▸ **Data for this exercise**
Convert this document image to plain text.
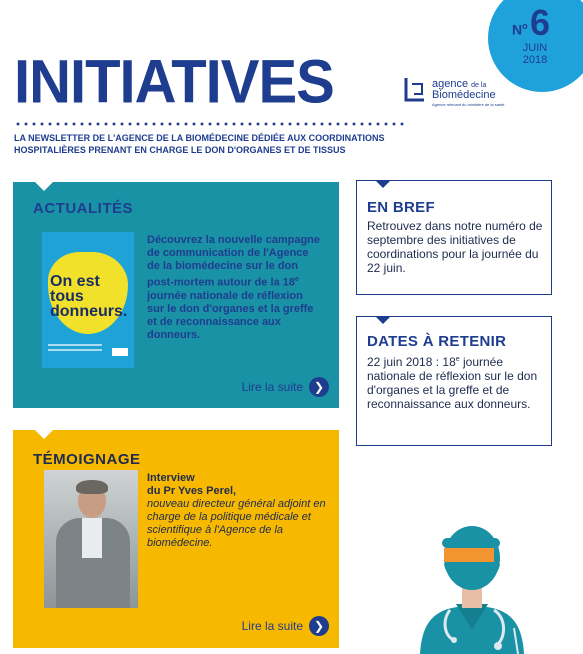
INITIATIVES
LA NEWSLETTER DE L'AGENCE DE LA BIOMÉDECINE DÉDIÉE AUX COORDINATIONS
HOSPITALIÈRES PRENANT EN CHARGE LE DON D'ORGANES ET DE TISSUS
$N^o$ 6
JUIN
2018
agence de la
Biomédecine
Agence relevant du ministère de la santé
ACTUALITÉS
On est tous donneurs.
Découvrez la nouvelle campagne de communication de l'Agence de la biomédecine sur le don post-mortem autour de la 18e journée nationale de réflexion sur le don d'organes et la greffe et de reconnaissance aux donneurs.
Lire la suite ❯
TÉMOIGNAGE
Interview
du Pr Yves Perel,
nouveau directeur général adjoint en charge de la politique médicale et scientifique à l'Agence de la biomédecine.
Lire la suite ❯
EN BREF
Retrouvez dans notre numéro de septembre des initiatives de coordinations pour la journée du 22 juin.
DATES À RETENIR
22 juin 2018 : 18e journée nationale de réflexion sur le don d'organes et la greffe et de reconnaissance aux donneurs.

* * *

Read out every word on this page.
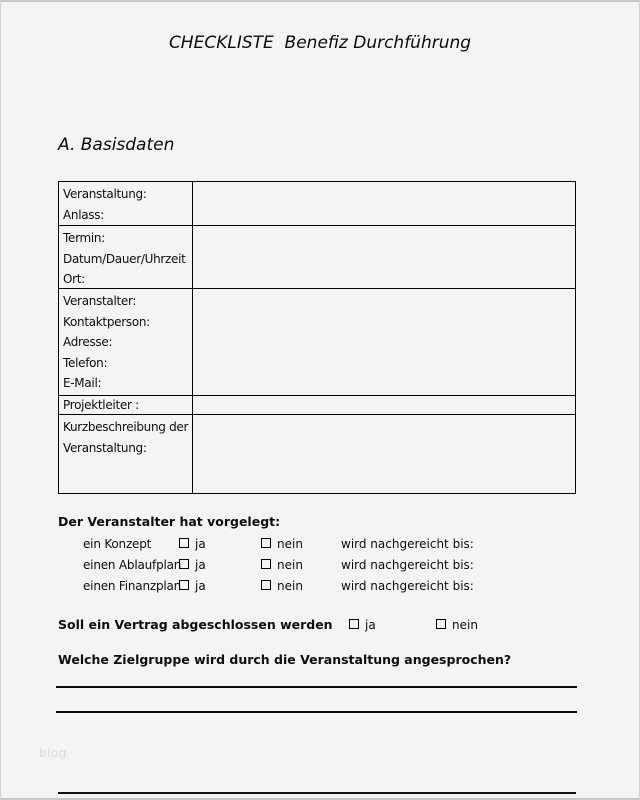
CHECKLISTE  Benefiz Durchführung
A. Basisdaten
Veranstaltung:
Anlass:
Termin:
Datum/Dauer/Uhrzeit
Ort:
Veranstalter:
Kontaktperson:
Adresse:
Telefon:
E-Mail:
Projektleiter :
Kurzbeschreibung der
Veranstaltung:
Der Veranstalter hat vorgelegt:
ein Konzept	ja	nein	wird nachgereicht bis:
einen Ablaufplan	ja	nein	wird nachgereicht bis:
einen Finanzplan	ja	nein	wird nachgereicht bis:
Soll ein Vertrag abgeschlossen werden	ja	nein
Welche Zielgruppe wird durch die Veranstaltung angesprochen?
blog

==

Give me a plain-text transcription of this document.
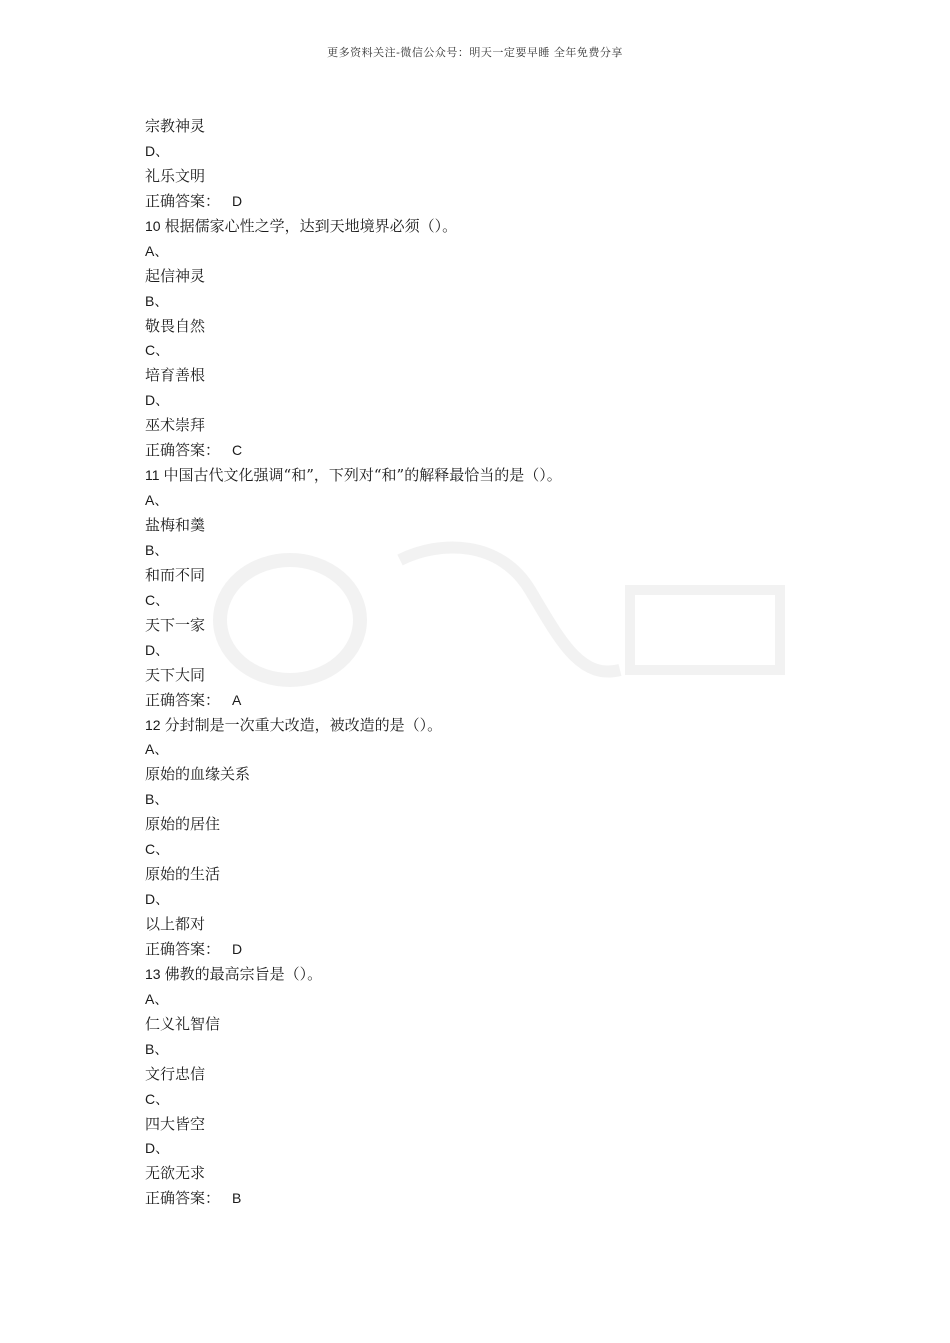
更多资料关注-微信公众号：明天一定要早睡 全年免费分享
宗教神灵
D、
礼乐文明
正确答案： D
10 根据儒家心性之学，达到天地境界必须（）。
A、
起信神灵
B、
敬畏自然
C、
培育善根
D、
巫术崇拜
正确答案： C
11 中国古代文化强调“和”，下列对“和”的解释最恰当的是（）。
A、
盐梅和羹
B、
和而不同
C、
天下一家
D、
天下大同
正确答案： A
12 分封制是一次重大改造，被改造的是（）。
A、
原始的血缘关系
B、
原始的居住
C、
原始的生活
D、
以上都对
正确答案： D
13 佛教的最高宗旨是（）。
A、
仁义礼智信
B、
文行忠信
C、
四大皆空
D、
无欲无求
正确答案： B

▸ **Prompt**
Show every line from the listing above in which the string "einen" appears.

▸ **Response**
einen Ablaufplan	ja	nein	wird nachgereicht bis:
einen Finanzplan	ja	nein	wird nachgereicht bis:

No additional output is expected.